Exercise requirements: Copy the records verbatim, from their first line through the line containing "bar-value-label: 1 xyxy=(683,237,691,251)", both included.

Dataset rows:

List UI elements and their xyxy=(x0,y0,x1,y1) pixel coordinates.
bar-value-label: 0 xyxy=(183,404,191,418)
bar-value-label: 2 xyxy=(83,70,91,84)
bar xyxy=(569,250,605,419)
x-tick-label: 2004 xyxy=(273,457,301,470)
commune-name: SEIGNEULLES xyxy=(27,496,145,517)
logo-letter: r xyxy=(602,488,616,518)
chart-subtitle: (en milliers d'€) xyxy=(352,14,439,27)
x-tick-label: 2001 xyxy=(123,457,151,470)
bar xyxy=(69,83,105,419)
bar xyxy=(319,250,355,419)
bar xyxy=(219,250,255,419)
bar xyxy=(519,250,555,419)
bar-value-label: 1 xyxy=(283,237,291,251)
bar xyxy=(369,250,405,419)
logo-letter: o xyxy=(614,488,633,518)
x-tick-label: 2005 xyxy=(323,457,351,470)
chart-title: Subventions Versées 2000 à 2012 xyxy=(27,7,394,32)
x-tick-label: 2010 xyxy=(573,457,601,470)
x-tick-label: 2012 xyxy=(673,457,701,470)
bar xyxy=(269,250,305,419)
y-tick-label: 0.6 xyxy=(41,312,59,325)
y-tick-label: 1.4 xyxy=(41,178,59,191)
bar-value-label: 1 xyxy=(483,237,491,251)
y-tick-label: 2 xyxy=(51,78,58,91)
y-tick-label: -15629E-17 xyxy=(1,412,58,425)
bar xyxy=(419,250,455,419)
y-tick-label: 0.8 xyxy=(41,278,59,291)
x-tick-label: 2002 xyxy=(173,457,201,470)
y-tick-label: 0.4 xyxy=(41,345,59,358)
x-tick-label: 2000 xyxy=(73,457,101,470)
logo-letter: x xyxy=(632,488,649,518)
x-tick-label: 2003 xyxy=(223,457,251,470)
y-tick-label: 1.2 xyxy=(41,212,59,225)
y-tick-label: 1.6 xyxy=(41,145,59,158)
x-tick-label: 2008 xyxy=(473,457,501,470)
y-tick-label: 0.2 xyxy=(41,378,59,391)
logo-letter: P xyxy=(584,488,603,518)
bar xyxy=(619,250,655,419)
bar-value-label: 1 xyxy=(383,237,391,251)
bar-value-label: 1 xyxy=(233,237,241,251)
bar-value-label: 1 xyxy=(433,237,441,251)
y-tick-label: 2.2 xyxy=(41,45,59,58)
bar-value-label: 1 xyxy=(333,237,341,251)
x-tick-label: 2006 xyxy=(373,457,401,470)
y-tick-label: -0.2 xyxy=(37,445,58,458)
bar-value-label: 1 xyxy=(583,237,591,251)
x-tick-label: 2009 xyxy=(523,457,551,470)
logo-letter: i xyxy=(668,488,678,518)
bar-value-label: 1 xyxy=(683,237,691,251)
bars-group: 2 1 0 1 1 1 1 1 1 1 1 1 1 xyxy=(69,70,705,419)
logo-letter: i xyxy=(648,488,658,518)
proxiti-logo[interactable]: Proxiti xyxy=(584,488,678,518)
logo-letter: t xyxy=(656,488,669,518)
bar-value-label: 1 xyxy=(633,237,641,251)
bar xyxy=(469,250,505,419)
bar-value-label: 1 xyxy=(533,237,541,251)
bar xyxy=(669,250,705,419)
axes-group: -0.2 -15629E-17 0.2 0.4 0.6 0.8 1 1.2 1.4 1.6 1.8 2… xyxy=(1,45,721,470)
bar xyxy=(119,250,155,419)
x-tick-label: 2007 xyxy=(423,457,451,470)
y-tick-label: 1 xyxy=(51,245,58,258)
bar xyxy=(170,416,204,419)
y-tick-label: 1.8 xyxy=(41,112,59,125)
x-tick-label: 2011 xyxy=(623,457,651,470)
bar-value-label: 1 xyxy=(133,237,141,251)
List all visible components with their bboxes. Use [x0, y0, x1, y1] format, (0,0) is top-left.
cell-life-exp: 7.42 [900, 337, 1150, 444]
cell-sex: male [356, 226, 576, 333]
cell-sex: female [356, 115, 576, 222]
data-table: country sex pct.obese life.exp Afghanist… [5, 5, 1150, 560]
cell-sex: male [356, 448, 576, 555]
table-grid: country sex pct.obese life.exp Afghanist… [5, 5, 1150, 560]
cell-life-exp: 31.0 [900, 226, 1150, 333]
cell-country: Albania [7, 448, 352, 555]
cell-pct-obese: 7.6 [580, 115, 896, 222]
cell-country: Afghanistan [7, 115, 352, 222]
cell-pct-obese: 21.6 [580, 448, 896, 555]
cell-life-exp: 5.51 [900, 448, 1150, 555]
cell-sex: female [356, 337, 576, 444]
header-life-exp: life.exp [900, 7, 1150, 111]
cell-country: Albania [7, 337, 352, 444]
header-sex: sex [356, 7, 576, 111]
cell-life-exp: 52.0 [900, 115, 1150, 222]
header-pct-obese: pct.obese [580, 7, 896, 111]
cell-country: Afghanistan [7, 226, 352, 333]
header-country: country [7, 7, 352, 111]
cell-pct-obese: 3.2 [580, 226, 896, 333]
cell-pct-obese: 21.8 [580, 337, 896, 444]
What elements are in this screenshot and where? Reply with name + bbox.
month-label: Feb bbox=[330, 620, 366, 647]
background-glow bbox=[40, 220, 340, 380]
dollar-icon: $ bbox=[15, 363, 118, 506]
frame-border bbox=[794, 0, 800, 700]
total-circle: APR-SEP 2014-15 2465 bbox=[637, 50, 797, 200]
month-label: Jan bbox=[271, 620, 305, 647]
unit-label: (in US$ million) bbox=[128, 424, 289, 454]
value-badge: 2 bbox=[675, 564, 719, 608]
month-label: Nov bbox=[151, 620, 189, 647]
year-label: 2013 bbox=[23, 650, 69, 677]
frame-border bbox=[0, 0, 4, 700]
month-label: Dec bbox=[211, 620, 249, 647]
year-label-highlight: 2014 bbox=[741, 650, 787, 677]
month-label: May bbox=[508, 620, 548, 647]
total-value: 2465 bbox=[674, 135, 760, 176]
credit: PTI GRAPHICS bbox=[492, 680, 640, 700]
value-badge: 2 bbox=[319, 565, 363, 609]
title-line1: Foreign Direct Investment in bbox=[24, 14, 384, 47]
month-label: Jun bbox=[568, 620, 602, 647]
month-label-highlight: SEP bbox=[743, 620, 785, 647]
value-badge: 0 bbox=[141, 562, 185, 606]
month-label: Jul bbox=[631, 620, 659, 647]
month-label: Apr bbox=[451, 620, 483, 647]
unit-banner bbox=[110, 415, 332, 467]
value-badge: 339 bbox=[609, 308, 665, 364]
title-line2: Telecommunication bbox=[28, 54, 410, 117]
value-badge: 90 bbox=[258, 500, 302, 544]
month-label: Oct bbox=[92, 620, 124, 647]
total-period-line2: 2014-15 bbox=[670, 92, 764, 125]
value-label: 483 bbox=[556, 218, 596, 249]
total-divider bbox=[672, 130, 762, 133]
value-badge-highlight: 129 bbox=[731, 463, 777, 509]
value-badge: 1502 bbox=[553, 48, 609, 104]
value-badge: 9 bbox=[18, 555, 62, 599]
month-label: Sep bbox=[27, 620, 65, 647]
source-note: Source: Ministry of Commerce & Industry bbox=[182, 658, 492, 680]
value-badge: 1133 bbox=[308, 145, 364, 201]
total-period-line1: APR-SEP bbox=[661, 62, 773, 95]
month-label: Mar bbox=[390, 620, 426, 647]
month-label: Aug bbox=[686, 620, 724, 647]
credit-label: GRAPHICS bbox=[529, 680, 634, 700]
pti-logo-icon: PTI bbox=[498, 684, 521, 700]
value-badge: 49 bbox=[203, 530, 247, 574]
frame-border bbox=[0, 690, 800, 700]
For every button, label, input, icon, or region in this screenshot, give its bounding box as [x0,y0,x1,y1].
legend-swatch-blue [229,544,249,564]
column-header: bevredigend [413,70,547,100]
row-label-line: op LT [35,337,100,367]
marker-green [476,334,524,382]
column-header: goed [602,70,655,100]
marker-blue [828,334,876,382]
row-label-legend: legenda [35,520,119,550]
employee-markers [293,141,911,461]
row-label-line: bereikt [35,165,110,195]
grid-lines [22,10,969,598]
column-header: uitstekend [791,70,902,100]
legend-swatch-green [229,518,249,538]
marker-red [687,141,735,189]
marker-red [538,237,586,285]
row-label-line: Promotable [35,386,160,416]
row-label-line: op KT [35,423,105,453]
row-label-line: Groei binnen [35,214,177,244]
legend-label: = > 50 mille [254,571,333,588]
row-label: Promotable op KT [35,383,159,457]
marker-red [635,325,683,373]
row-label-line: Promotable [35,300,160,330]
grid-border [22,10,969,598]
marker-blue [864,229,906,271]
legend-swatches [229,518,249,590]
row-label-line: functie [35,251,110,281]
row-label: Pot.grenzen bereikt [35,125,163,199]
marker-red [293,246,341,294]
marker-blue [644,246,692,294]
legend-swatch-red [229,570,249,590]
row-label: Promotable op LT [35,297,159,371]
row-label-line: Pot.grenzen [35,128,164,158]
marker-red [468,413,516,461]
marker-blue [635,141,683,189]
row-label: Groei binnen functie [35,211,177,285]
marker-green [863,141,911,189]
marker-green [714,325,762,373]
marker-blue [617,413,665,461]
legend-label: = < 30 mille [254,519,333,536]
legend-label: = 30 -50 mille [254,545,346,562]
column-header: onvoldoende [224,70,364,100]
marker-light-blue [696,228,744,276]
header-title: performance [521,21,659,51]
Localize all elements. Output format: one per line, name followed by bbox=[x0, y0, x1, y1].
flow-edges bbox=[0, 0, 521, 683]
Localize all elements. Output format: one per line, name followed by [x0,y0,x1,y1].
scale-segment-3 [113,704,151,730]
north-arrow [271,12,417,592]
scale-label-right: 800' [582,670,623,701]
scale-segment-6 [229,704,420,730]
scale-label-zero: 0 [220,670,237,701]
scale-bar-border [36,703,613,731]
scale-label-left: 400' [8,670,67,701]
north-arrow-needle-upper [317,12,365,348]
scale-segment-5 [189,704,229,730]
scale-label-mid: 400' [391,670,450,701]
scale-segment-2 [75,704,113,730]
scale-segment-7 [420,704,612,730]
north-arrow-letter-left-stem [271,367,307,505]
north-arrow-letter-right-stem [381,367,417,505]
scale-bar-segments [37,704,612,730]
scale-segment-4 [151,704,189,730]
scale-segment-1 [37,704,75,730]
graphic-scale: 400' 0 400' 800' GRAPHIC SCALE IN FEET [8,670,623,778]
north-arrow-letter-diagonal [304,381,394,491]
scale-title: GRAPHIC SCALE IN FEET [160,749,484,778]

Exercise solution:
List UI elements and their xyxy=(x0,y0,x1,y1) pixel coordinates.
bar-value-label: 0 xyxy=(183,404,191,418)
bar-value-label: 2 xyxy=(83,70,91,84)
bar xyxy=(569,250,605,419)
x-tick-label: 2004 xyxy=(273,457,301,470)
commune-name: SEIGNEULLES xyxy=(27,496,145,517)
logo-letter: r xyxy=(602,488,616,518)
chart-subtitle: (en milliers d'€) xyxy=(352,14,439,27)
x-tick-label: 2001 xyxy=(123,457,151,470)
bar xyxy=(69,83,105,419)
bar xyxy=(319,250,355,419)
bar xyxy=(219,250,255,419)
bar xyxy=(519,250,555,419)
bar-value-label: 1 xyxy=(283,237,291,251)
bar xyxy=(369,250,405,419)
logo-letter: o xyxy=(614,488,633,518)
x-tick-label: 2005 xyxy=(323,457,351,470)
chart-title: Subventions Versées 2000 à 2012 xyxy=(27,7,394,32)
x-tick-label: 2010 xyxy=(573,457,601,470)
x-tick-label: 2012 xyxy=(673,457,701,470)
bar xyxy=(269,250,305,419)
y-tick-label: 0.6 xyxy=(41,312,59,325)
y-tick-label: 1.4 xyxy=(41,178,59,191)
bar-value-label: 1 xyxy=(483,237,491,251)
y-tick-label: 2 xyxy=(51,78,58,91)
y-tick-label: -15629E-17 xyxy=(1,412,58,425)
bar xyxy=(419,250,455,419)
y-tick-label: 0.8 xyxy=(41,278,59,291)
x-tick-label: 2002 xyxy=(173,457,201,470)
y-tick-label: 0.4 xyxy=(41,345,59,358)
x-tick-label: 2000 xyxy=(73,457,101,470)
logo-letter: x xyxy=(632,488,649,518)
x-tick-label: 2003 xyxy=(223,457,251,470)
y-tick-label: 1.2 xyxy=(41,212,59,225)
y-tick-label: 1.6 xyxy=(41,145,59,158)
x-tick-label: 2008 xyxy=(473,457,501,470)
y-tick-label: 0.2 xyxy=(41,378,59,391)
logo-letter: P xyxy=(584,488,603,518)
bar xyxy=(619,250,655,419)
bar-value-label: 1 xyxy=(383,237,391,251)
bar-value-label: 1 xyxy=(233,237,241,251)
bar-value-label: 1 xyxy=(433,237,441,251)
y-tick-label: 2.2 xyxy=(41,45,59,58)
bar-value-label: 1 xyxy=(333,237,341,251)
x-tick-label: 2006 xyxy=(373,457,401,470)
y-tick-label: -0.2 xyxy=(37,445,58,458)
bar-value-label: 1 xyxy=(583,237,591,251)
x-tick-label: 2009 xyxy=(523,457,551,470)
logo-letter: i xyxy=(668,488,678,518)
bar-value-label: 1 xyxy=(683,237,691,251)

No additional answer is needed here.